* _THE REQUEST_: Print all of the entries exactly, minus the pictures.

* _RECORDS FOR THIS TASK_:
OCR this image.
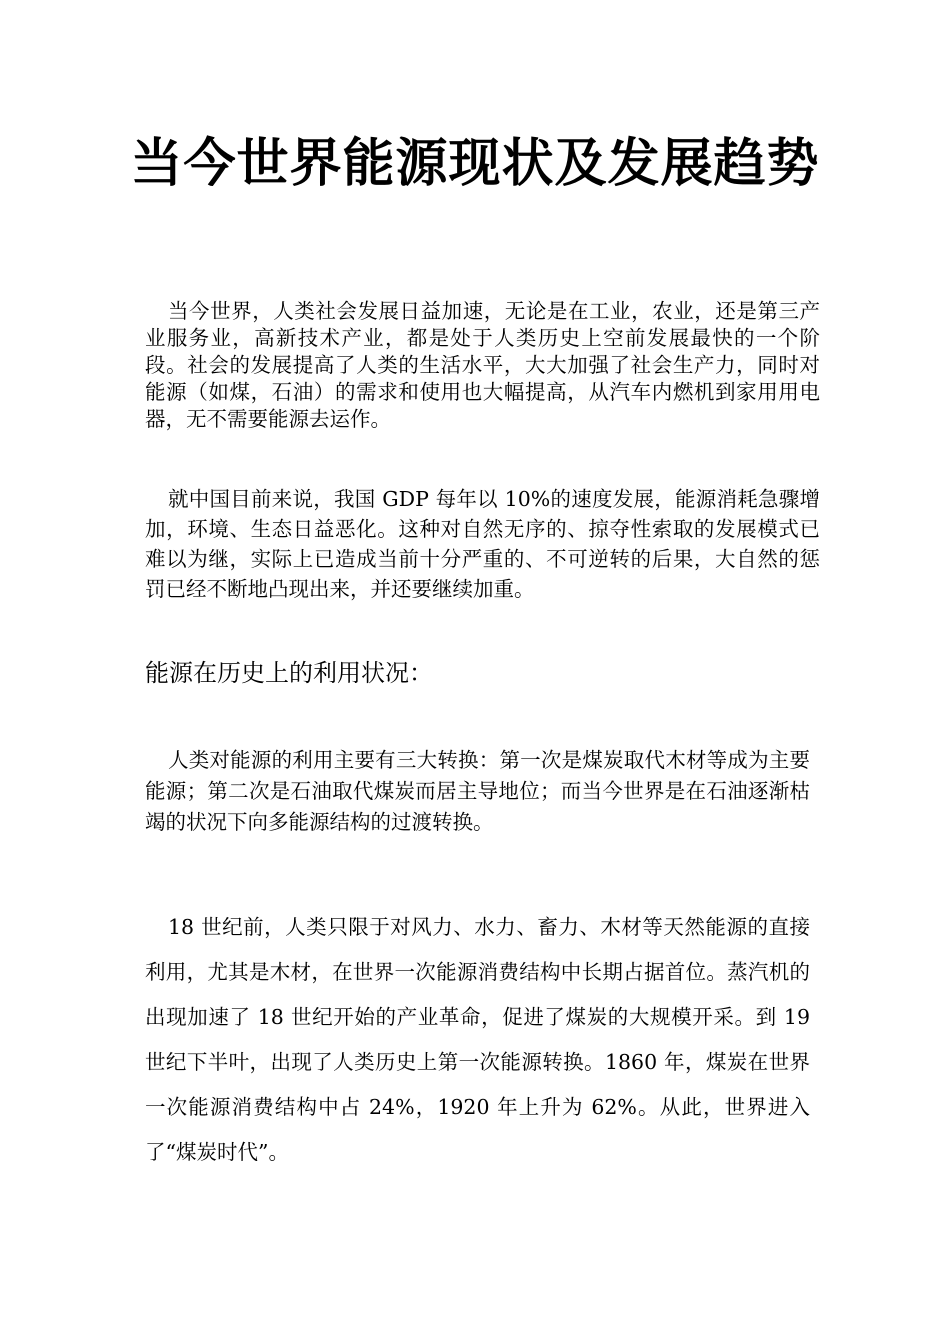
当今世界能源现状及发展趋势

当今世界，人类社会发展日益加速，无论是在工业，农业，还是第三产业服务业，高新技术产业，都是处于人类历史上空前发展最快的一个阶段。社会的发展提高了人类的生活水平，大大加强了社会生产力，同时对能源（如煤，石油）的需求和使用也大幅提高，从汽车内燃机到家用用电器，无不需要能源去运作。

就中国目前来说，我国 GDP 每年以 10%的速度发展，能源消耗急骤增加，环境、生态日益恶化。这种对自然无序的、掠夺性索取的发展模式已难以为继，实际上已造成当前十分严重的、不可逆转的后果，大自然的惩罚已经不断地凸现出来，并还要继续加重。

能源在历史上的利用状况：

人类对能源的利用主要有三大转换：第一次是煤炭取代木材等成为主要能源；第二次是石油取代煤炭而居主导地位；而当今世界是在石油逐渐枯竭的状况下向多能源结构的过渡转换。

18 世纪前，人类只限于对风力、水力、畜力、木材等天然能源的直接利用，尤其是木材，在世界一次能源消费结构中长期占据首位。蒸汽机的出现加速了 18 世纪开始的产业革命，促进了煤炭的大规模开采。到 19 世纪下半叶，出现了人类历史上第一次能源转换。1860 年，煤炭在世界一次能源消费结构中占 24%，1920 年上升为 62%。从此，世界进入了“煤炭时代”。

* _TASK ANSWER_:
OCR this image.
当今世界能源现状及发展趋势

当今世界，人类社会发展日益加速，无论是在工业，农业，还是第三产业服务业，高新技术产业，都是处于人类历史上空前发展最快的一个阶段。社会的发展提高了人类的生活水平，大大加强了社会生产力，同时对能源（如煤，石油）的需求和使用也大幅提高，从汽车内燃机到家用用电器，无不需要能源去运作。

就中国目前来说，我国 GDP 每年以 10%的速度发展，能源消耗急骤增加，环境、生态日益恶化。这种对自然无序的、掠夺性索取的发展模式已难以为继，实际上已造成当前十分严重的、不可逆转的后果，大自然的惩罚已经不断地凸现出来，并还要继续加重。

能源在历史上的利用状况：

人类对能源的利用主要有三大转换：第一次是煤炭取代木材等成为主要能源；第二次是石油取代煤炭而居主导地位；而当今世界是在石油逐渐枯竭的状况下向多能源结构的过渡转换。

18 世纪前，人类只限于对风力、水力、畜力、木材等天然能源的直接利用，尤其是木材，在世界一次能源消费结构中长期占据首位。蒸汽机的出现加速了 18 世纪开始的产业革命，促进了煤炭的大规模开采。到 19 世纪下半叶，出现了人类历史上第一次能源转换。1860 年，煤炭在世界一次能源消费结构中占 24%，1920 年上升为 62%。从此，世界进入了“煤炭时代”。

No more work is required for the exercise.